## Challenge
Quote, without change, all of the lines that follow.

## Given information
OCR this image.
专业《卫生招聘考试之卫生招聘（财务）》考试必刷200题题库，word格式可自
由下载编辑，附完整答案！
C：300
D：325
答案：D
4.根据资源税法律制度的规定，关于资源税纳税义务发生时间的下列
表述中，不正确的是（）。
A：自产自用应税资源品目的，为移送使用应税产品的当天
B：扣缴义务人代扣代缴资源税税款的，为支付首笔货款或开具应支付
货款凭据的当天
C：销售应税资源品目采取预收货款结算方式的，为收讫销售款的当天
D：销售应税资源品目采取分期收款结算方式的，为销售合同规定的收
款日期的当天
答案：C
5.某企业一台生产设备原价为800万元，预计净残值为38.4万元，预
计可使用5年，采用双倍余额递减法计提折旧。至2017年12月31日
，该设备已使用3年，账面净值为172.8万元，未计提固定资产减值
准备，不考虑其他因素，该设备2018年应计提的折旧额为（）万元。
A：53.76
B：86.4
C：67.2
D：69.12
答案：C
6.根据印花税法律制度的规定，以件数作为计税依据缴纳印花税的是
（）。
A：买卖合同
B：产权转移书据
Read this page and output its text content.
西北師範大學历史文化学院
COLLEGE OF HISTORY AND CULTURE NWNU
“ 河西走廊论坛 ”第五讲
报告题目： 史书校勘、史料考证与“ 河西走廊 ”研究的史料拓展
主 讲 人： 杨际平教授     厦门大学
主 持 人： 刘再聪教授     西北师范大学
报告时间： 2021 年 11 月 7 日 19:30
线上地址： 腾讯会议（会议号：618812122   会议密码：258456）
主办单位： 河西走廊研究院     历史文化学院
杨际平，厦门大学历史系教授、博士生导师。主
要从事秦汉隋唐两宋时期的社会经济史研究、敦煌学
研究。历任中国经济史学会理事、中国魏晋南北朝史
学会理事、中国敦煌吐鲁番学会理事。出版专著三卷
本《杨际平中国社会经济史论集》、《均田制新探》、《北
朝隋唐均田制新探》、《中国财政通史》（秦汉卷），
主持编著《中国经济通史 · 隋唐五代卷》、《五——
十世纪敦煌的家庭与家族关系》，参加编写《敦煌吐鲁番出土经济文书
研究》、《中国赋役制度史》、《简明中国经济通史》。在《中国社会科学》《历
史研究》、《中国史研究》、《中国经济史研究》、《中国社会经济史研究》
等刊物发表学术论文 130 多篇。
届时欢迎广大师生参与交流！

## Written solution
OCR this image.
专业《卫生招聘考试之卫生招聘（财务）》考试必刷200题题库，word格式可自
由下载编辑，附完整答案！
C：300
D：325
答案：D
4.根据资源税法律制度的规定，关于资源税纳税义务发生时间的下列
表述中，不正确的是（）。
A：自产自用应税资源品目的，为移送使用应税产品的当天
B：扣缴义务人代扣代缴资源税税款的，为支付首笔货款或开具应支付
货款凭据的当天
C：销售应税资源品目采取预收货款结算方式的，为收讫销售款的当天
D：销售应税资源品目采取分期收款结算方式的，为销售合同规定的收
款日期的当天
答案：C
5.某企业一台生产设备原价为800万元，预计净残值为38.4万元，预
计可使用5年，采用双倍余额递减法计提折旧。至2017年12月31日
，该设备已使用3年，账面净值为172.8万元，未计提固定资产减值
准备，不考虑其他因素，该设备2018年应计提的折旧额为（）万元。
A：53.76
B：86.4
C：67.2
D：69.12
答案：C
6.根据印花税法律制度的规定，以件数作为计税依据缴纳印花税的是
（）。
A：买卖合同
B：产权转移书据
Read this page and output its text content.
西北師範大學历史文化学院
COLLEGE OF HISTORY AND CULTURE NWNU
“ 河西走廊论坛 ”第五讲
报告题目： 史书校勘、史料考证与“ 河西走廊 ”研究的史料拓展
主 讲 人： 杨际平教授     厦门大学
主 持 人： 刘再聪教授     西北师范大学
报告时间： 2021 年 11 月 7 日 19:30
线上地址： 腾讯会议（会议号：618812122   会议密码：258456）
主办单位： 河西走廊研究院     历史文化学院
杨际平，厦门大学历史系教授、博士生导师。主
要从事秦汉隋唐两宋时期的社会经济史研究、敦煌学
研究。历任中国经济史学会理事、中国魏晋南北朝史
学会理事、中国敦煌吐鲁番学会理事。出版专著三卷
本《杨际平中国社会经济史论集》、《均田制新探》、《北
朝隋唐均田制新探》、《中国财政通史》（秦汉卷），
主持编著《中国经济通史 · 隋唐五代卷》、《五——
十世纪敦煌的家庭与家族关系》，参加编写《敦煌吐鲁番出土经济文书
研究》、《中国赋役制度史》、《简明中国经济通史》。在《中国社会科学》《历
史研究》、《中国史研究》、《中国经济史研究》、《中国社会经济史研究》
等刊物发表学术论文 130 多篇。
届时欢迎广大师生参与交流！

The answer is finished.